EXERCISE PROMPT:
Copy all lines below exactly as written. Leave pictures out.

TASK INPUTS:

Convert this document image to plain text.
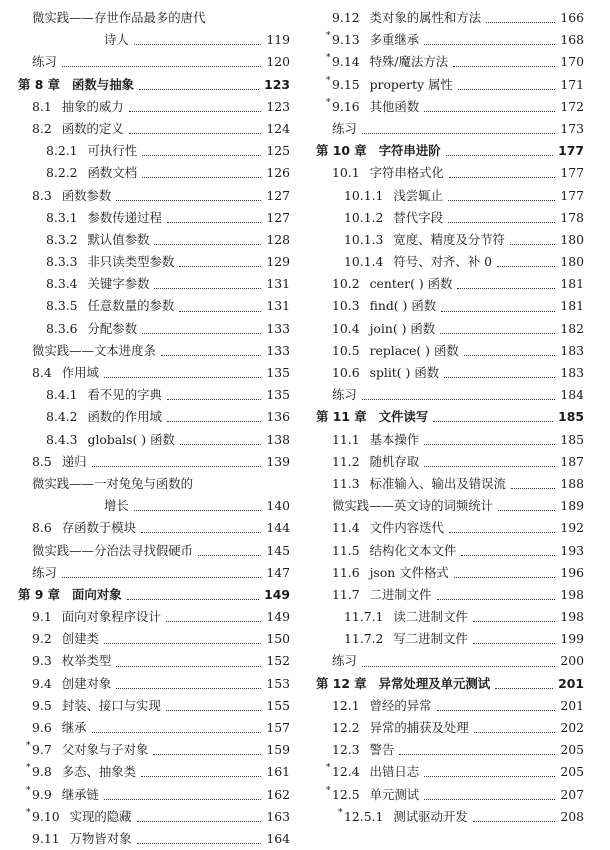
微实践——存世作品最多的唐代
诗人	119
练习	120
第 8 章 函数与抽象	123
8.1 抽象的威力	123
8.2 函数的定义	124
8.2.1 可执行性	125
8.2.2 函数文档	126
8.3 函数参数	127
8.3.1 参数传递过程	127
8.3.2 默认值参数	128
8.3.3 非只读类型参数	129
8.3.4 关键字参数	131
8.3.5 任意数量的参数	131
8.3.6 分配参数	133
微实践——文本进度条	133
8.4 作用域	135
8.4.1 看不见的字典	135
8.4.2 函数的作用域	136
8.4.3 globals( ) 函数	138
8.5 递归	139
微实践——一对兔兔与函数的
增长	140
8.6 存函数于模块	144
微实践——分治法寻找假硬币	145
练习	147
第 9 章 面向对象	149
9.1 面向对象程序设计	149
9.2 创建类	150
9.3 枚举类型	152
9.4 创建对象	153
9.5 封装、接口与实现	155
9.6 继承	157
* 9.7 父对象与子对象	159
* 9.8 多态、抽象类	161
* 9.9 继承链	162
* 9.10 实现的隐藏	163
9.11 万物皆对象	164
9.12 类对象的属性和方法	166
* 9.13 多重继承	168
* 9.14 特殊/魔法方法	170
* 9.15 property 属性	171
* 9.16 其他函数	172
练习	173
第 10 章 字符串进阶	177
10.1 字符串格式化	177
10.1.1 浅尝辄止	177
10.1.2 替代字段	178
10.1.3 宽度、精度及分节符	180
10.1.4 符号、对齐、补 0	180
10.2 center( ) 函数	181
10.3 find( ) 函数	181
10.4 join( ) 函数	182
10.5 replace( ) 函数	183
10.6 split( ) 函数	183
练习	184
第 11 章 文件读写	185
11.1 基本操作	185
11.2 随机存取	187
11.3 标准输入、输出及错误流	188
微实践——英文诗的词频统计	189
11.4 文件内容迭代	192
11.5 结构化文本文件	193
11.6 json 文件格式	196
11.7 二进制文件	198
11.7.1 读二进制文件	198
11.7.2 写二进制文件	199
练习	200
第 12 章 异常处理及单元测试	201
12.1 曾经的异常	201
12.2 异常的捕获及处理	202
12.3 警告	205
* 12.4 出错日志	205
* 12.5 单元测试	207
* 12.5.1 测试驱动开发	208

COMPLETE OUTPUT:
Convert this document image to plain text.
微实践——存世作品最多的唐代
诗人	119
练习	120
第 8 章 函数与抽象	123
8.1 抽象的威力	123
8.2 函数的定义	124
8.2.1 可执行性	125
8.2.2 函数文档	126
8.3 函数参数	127
8.3.1 参数传递过程	127
8.3.2 默认值参数	128
8.3.3 非只读类型参数	129
8.3.4 关键字参数	131
8.3.5 任意数量的参数	131
8.3.6 分配参数	133
微实践——文本进度条	133
8.4 作用域	135
8.4.1 看不见的字典	135
8.4.2 函数的作用域	136
8.4.3 globals( ) 函数	138
8.5 递归	139
微实践——一对兔兔与函数的
增长	140
8.6 存函数于模块	144
微实践——分治法寻找假硬币	145
练习	147
第 9 章 面向对象	149
9.1 面向对象程序设计	149
9.2 创建类	150
9.3 枚举类型	152
9.4 创建对象	153
9.5 封装、接口与实现	155
9.6 继承	157
* 9.7 父对象与子对象	159
* 9.8 多态、抽象类	161
* 9.9 继承链	162
* 9.10 实现的隐藏	163
9.11 万物皆对象	164
9.12 类对象的属性和方法	166
* 9.13 多重继承	168
* 9.14 特殊/魔法方法	170
* 9.15 property 属性	171
* 9.16 其他函数	172
练习	173
第 10 章 字符串进阶	177
10.1 字符串格式化	177
10.1.1 浅尝辄止	177
10.1.2 替代字段	178
10.1.3 宽度、精度及分节符	180
10.1.4 符号、对齐、补 0	180
10.2 center( ) 函数	181
10.3 find( ) 函数	181
10.4 join( ) 函数	182
10.5 replace( ) 函数	183
10.6 split( ) 函数	183
练习	184
第 11 章 文件读写	185
11.1 基本操作	185
11.2 随机存取	187
11.3 标准输入、输出及错误流	188
微实践——英文诗的词频统计	189
11.4 文件内容迭代	192
11.5 结构化文本文件	193
11.6 json 文件格式	196
11.7 二进制文件	198
11.7.1 读二进制文件	198
11.7.2 写二进制文件	199
练习	200
第 12 章 异常处理及单元测试	201
12.1 曾经的异常	201
12.2 异常的捕获及处理	202
12.3 警告	205
* 12.4 出错日志	205
* 12.5 单元测试	207
* 12.5.1 测试驱动开发	208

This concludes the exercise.